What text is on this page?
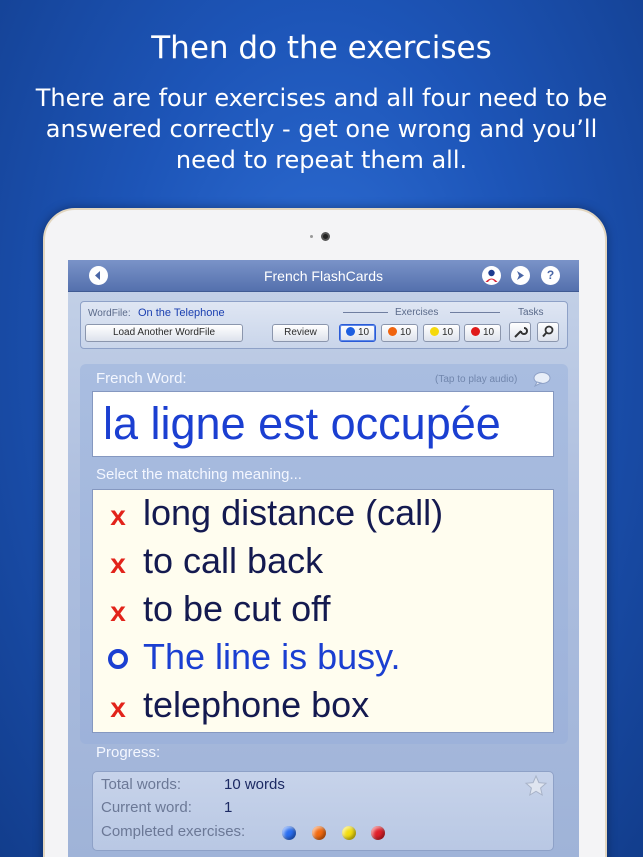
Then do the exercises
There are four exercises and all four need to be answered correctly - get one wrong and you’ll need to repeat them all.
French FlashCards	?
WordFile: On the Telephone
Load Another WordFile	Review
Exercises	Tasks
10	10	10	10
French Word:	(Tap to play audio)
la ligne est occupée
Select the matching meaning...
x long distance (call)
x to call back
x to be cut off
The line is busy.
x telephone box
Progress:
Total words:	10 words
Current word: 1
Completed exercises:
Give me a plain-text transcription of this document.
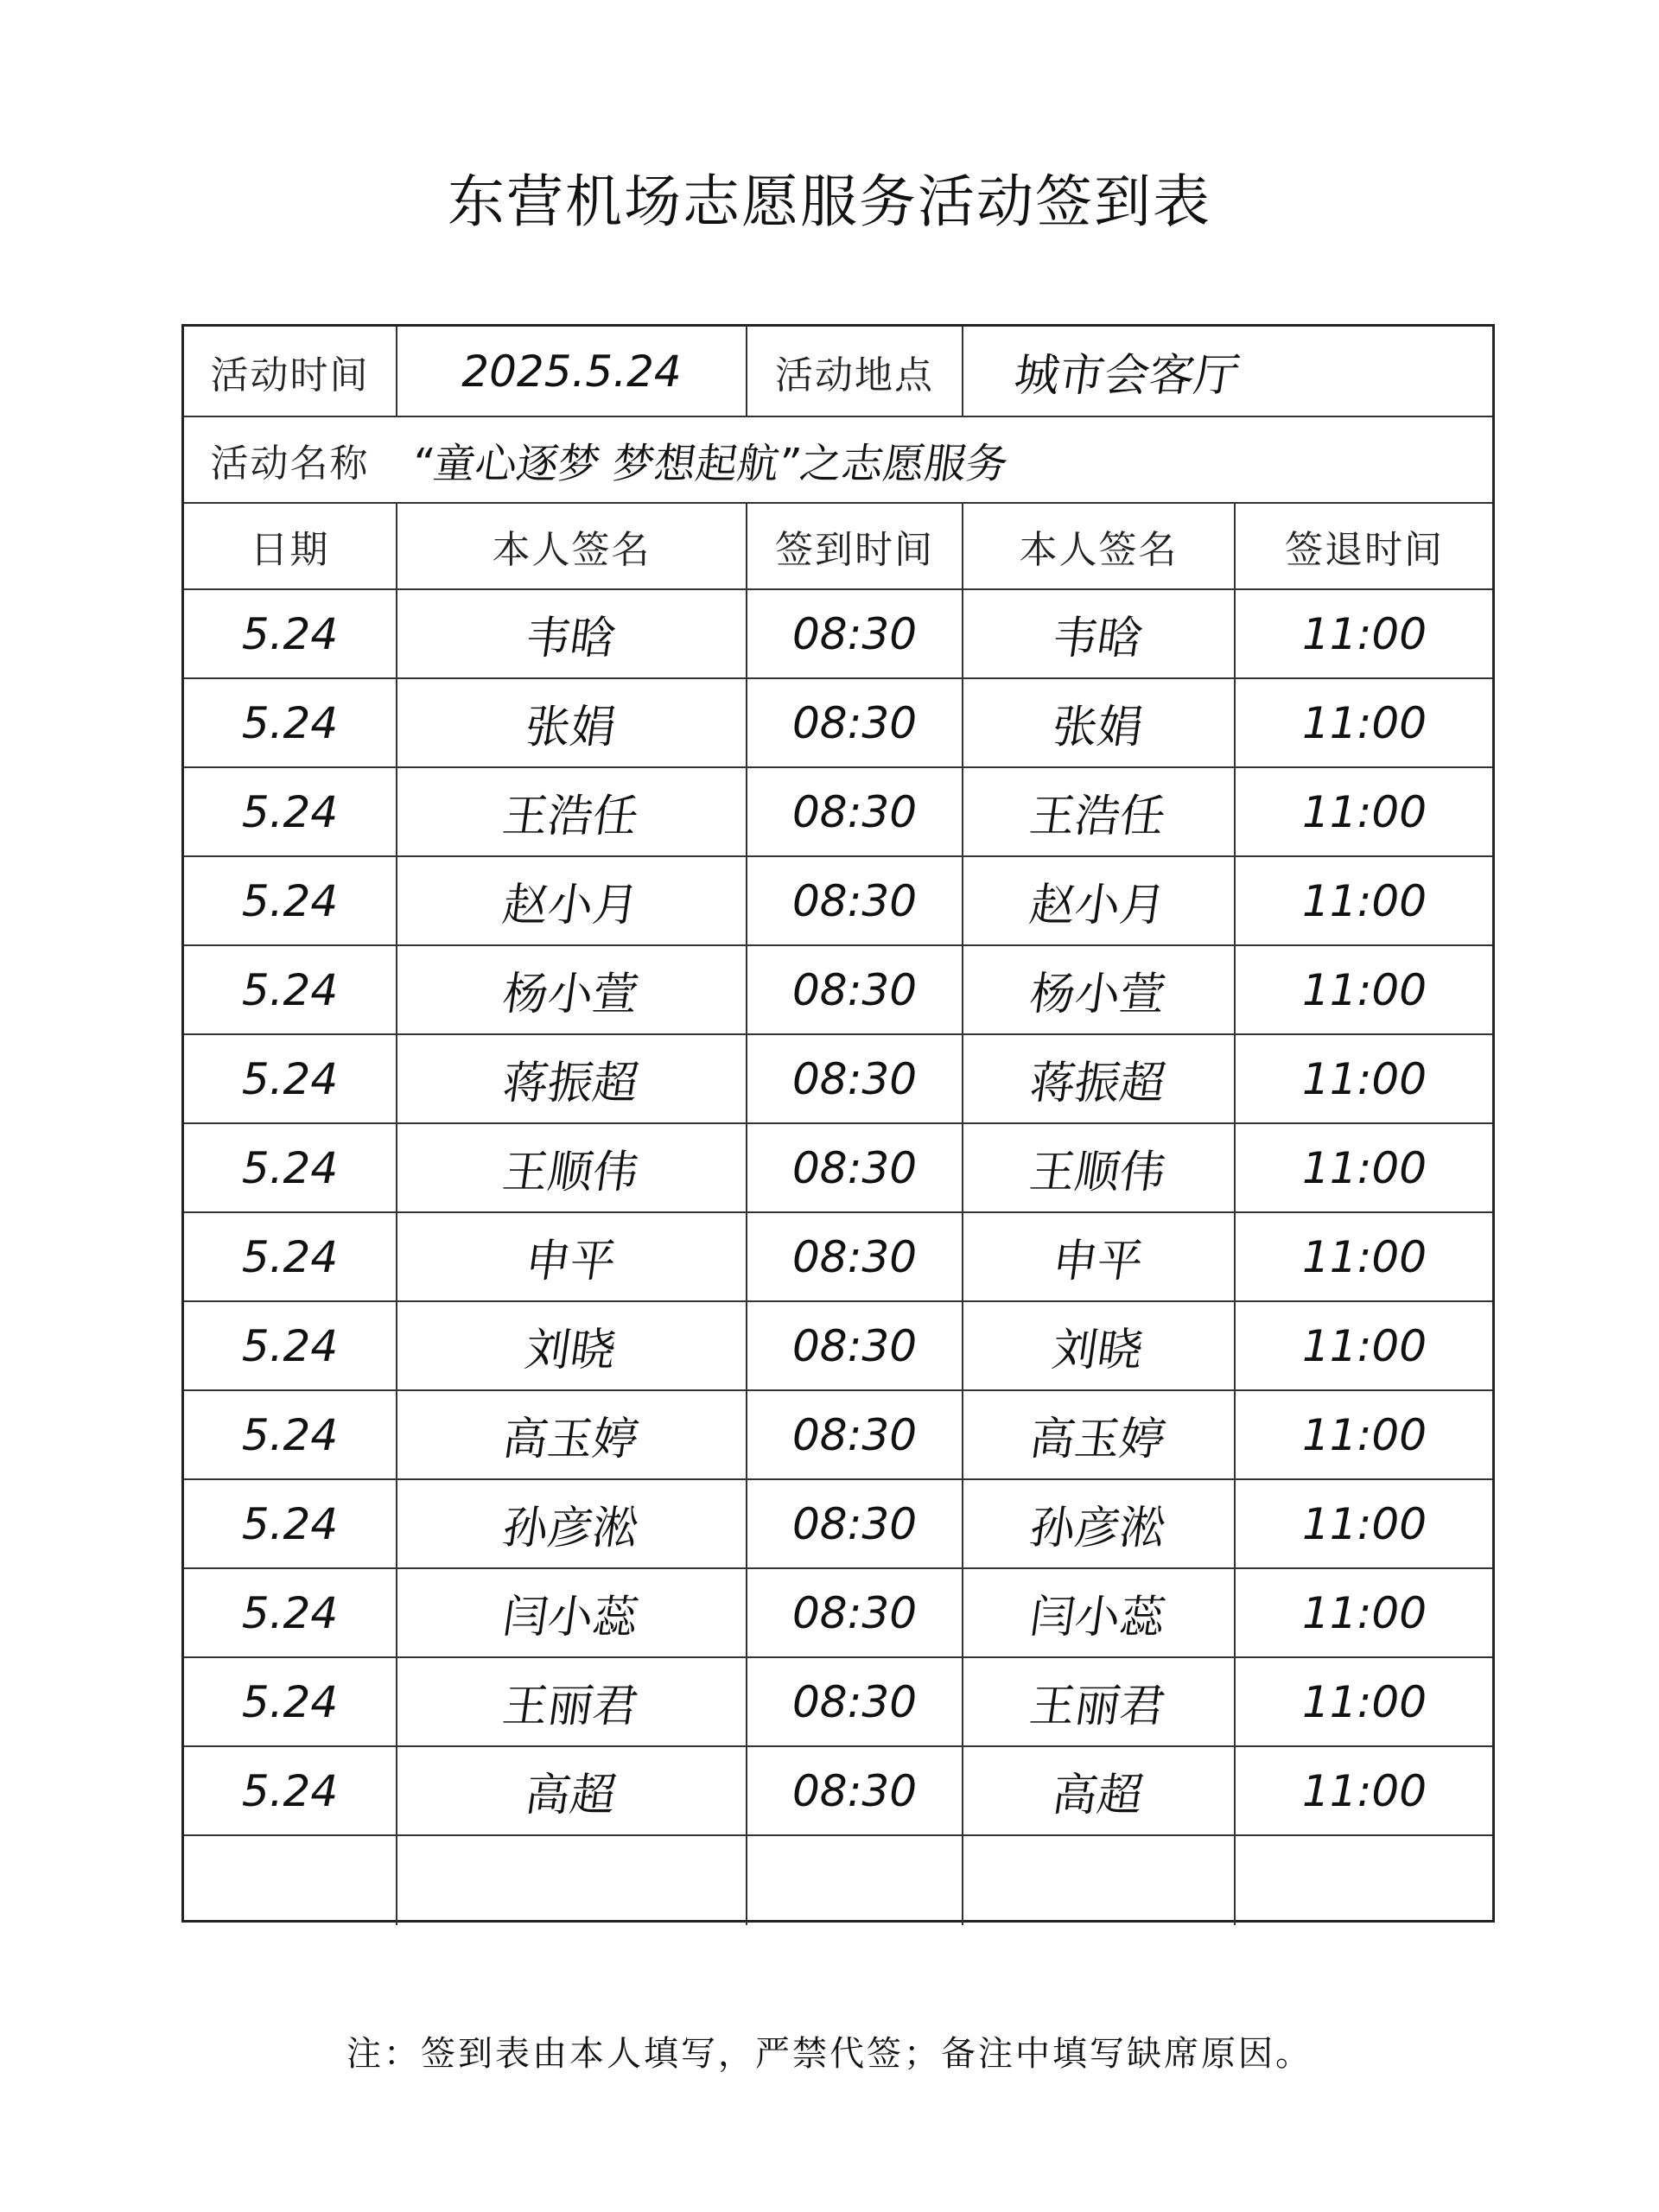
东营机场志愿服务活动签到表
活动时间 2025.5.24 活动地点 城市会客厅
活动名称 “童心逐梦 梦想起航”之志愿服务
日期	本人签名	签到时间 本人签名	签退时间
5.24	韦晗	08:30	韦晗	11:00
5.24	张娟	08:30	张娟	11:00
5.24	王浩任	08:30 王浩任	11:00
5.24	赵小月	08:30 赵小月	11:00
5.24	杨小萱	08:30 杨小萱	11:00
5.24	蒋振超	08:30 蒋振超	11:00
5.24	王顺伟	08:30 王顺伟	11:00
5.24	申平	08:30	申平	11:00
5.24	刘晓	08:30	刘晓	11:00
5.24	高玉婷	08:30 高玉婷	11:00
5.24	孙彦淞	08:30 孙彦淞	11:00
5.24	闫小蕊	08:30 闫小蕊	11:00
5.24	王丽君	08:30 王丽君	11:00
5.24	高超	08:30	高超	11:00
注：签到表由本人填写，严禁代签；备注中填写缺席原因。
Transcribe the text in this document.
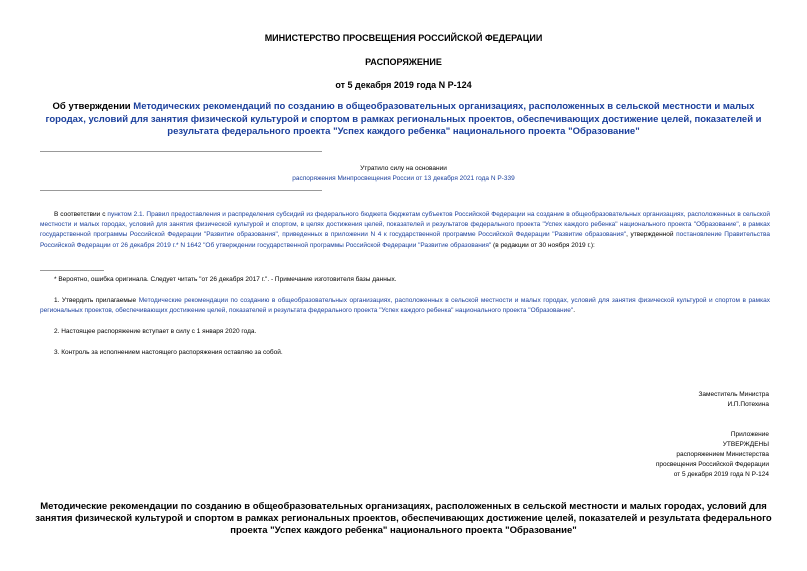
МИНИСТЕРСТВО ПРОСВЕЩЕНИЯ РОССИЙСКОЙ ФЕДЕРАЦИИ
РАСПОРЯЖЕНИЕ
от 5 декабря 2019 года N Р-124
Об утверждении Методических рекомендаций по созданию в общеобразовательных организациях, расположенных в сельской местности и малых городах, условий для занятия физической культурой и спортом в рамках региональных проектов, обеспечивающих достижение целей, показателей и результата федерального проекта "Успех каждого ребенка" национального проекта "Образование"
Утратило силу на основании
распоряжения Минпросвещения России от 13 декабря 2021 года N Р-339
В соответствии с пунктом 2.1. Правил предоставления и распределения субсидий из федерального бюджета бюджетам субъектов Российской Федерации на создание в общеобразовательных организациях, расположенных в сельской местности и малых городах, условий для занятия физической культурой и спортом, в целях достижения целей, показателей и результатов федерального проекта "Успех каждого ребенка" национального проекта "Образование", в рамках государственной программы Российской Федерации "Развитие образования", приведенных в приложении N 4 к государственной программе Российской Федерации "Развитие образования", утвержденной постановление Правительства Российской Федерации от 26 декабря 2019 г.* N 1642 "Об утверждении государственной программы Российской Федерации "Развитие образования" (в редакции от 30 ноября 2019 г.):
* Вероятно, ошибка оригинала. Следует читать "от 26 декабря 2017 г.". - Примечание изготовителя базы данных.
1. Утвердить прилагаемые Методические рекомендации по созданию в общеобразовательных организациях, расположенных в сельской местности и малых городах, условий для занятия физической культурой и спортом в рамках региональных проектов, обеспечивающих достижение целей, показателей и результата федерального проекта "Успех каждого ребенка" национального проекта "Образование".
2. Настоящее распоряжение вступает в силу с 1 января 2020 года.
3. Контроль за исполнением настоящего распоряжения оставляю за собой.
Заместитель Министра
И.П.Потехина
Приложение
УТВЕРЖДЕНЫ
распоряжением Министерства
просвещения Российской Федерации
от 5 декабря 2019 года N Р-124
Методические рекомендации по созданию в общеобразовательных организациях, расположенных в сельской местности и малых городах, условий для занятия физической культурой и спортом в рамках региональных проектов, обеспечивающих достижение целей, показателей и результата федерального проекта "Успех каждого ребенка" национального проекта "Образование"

--

### Task prompt
Any pictures should be dropped; transcribe the rest of the records above exactly.

### Task answer
What text is on this page?
Then do the exercises
There are four exercises and all four need to be answered correctly - get one wrong and you’ll need to repeat them all.
French FlashCards	?
WordFile: On the Telephone
Load Another WordFile	Review
Exercises	Tasks
10	10	10	10
French Word:	(Tap to play audio)
la ligne est occupée
Select the matching meaning...
x long distance (call)
x to call back
x to be cut off
The line is busy.
x telephone box
Progress:
Total words:	10 words
Current word: 1
Completed exercises:
Give me a plain-text transcription of this document.
东营机场志愿服务活动签到表
活动时间 2025.5.24 活动地点 城市会客厅
活动名称 “童心逐梦 梦想起航”之志愿服务
日期	本人签名	签到时间 本人签名	签退时间
5.24	韦晗	08:30	韦晗	11:00
5.24	张娟	08:30	张娟	11:00
5.24	王浩任	08:30 王浩任	11:00
5.24	赵小月	08:30 赵小月	11:00
5.24	杨小萱	08:30 杨小萱	11:00
5.24	蒋振超	08:30 蒋振超	11:00
5.24	王顺伟	08:30 王顺伟	11:00
5.24	申平	08:30	申平	11:00
5.24	刘晓	08:30	刘晓	11:00
5.24	高玉婷	08:30 高玉婷	11:00
5.24	孙彦淞	08:30 孙彦淞	11:00
5.24	闫小蕊	08:30 闫小蕊	11:00
5.24	王丽君	08:30 王丽君	11:00
5.24	高超	08:30	高超	11:00
注：签到表由本人填写，严禁代签；备注中填写缺席原因。
Transcribe the text in this document.
МИНИСТЕРСТВО ПРОСВЕЩЕНИЯ РОССИЙСКОЙ ФЕДЕРАЦИИ
РАСПОРЯЖЕНИЕ
от 5 декабря 2019 года N Р-124
Об утверждении Методических рекомендаций по созданию в общеобразовательных организациях, расположенных в сельской местности и малых городах, условий для занятия физической культурой и спортом в рамках региональных проектов, обеспечивающих достижение целей, показателей и результата федерального проекта "Успех каждого ребенка" национального проекта "Образование"
Утратило силу на основании
распоряжения Минпросвещения России от 13 декабря 2021 года N Р-339
В соответствии с пунктом 2.1. Правил предоставления и распределения субсидий из федерального бюджета бюджетам субъектов Российской Федерации на создание в общеобразовательных организациях, расположенных в сельской местности и малых городах, условий для занятия физической культурой и спортом, в целях достижения целей, показателей и результатов федерального проекта "Успех каждого ребенка" национального проекта "Образование", в рамках государственной программы Российской Федерации "Развитие образования", приведенных в приложении N 4 к государственной программе Российской Федерации "Развитие образования", утвержденной постановление Правительства Российской Федерации от 26 декабря 2019 г.* N 1642 "Об утверждении государственной программы Российской Федерации "Развитие образования" (в редакции от 30 ноября 2019 г.):
* Вероятно, ошибка оригинала. Следует читать "от 26 декабря 2017 г.". - Примечание изготовителя базы данных.
1. Утвердить прилагаемые Методические рекомендации по созданию в общеобразовательных организациях, расположенных в сельской местности и малых городах, условий для занятия физической культурой и спортом в рамках региональных проектов, обеспечивающих достижение целей, показателей и результата федерального проекта "Успех каждого ребенка" национального проекта "Образование".
2. Настоящее распоряжение вступает в силу с 1 января 2020 года.
3. Контроль за исполнением настоящего распоряжения оставляю за собой.
Заместитель Министра
И.П.Потехина
Приложение
УТВЕРЖДЕНЫ
распоряжением Министерства
просвещения Российской Федерации
от 5 декабря 2019 года N Р-124
Методические рекомендации по созданию в общеобразовательных организациях, расположенных в сельской местности и малых городах, условий для занятия физической культурой и спортом в рамках региональных проектов, обеспечивающих достижение целей, показателей и результата федерального проекта "Успех каждого ребенка" национального проекта "Образование"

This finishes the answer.